**What you have to do**
Retype the part of the APY ACC response from "onto the canvas, including" up to and including "layering involved.", with every word and punctuation mark unchanged.

**Text passage**
APYACC Response The Australian

9th April 2023

Response to allegations in The Australian

Our priority is the safety, health and well-being of the people mentioned and affected by the stories in The Australian. We strenuously deny the over-arching narrative that APY ACC art and any artists are compromised. To the contrary. We believe our professional studios meet highest standards of integrity and professionalism.

The Australian’s claims to have conducted a thorough four month investigation and spoken with leading experts are disingenuous. The photos and videos reported on were never put to APY ACC. A still image of Ms Palmer holding a dry paint brush was shown to her just over a week ago and Ms Palmer correctly denied painting in the photo shown to her. At the same time, APY ACC wrote to The Australian to describe what was happening in the video (which we saw for the first time today), as follows: 

 APYACC has previously detailed the roles performed by professional art assistants,

including performing “underpainting”. The photo in question shows the application

of a background wash, which in Yaritji Young’s case is the last stage of this

underpainting process. It is in no way interfering the artist’s Tjukurpa or out of the

ordinary for an art assistant to take part in this process, including slopping or

spraying the wash on the canvas at this stage, at the artist’s direction, indigenous

or otherwise.

In terms of the background wash, heavily diluted paint is poured, sprayed or slopped

onto the canvas, including with large ‘house-painting’ brushes. Professional

assistants may or may not take part in this process to some degree, at the artist’s

direction. Multiple layers are then applied only by the artist following the

underpainting stage. Yaritji Young’s work is so successful because of the complex

layering involved.

 

APY ACC had previously written to The Australian on multiple occasions to seek to engage with them on the role art assistants play in all contemporary, professional art studios producing world-class art, indigenous or otherwise. APY ACC does not hide the fact that art assistants assist in the underpainting process. The video taken was in the open air, in the presence of guests, at a time when Tjala Arts knew it was being investigated by The Australian. Guests are free to enter APY ACC’s Adelaide studio and will see paint-splattered assistants working at artists’ direction. The former staff member of the studio who alleges that ‘someone would sing out “hands off” whenever a guest unexpectedly arrived’ was in fact moved on by APY ACC because she herself did not keep her hands off art work. 

True industry experts understand the line between assistance at artists’ direction and interference with the artistic process and know that APY ACC has never crossed this line. It is grossly offensive to the many hundreds of proud Anangu who work with APY ACC to suggest otherwise, or that they would tolerate their Tjukurpa being interfered with. 

The Australian claims it wants to open a debate on the role of art assistants in contemporary indigenous art, but their reporting reveals that they have already taken a side on this debate without properly educating themselves on industry-wide professional practices. This is because their reporting from the outset was infected by a paternalistic view of how indigenous art should be made, devoid of contemporary, professional practices which are not hidden from anyone wishing to observe them.

 There are also allegations that non-Indigenous assistants have completed unfinished artworks. Those allegations are false and seriously defamatory. APY ACC is taking legal advice.

**Records contained in a dataset**
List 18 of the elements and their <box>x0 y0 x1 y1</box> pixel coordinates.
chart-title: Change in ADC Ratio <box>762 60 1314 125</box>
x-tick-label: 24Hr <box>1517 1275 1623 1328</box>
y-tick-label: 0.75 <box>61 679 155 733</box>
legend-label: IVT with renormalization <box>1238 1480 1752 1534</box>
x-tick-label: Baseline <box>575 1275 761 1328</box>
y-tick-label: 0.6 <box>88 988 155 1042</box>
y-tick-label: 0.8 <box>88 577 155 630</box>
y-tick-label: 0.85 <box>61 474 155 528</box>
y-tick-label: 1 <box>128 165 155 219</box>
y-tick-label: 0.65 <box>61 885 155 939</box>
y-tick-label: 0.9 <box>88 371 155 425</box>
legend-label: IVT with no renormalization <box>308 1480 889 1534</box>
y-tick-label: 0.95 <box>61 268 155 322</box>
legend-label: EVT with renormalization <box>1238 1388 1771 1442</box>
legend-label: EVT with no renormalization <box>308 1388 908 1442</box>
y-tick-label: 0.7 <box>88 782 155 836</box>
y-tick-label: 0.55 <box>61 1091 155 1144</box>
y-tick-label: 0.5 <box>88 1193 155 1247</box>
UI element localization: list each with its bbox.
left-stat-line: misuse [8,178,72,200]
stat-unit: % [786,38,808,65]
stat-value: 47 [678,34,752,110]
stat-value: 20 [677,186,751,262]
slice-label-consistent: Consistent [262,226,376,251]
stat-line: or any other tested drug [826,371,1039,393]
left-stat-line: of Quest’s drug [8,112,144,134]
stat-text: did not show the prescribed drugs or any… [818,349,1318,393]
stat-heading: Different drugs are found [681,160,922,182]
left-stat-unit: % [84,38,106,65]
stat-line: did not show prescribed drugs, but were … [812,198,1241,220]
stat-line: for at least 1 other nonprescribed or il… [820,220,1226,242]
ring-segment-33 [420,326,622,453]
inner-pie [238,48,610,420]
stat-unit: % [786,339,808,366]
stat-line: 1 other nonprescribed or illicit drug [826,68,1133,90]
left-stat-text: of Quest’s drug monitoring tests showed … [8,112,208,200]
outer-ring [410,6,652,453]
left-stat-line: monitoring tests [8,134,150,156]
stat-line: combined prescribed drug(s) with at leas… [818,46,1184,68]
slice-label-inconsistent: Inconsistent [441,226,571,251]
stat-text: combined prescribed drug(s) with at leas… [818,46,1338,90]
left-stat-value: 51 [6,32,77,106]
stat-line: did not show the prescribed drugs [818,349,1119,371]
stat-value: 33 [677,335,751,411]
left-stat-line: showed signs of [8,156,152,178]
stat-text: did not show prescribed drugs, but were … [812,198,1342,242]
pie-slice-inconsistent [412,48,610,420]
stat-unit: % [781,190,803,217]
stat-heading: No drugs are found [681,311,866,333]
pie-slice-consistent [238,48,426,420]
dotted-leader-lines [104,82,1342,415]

**Output of the task**
onto the canvas, including with large ‘house-painting’ brushes. Professional

assistants may or may not take part in this process to some degree, at the artist’s

direction. Multiple layers are then applied only by the artist following the

underpainting stage. Yaritji Young’s work is so successful because of the complex

layering involved.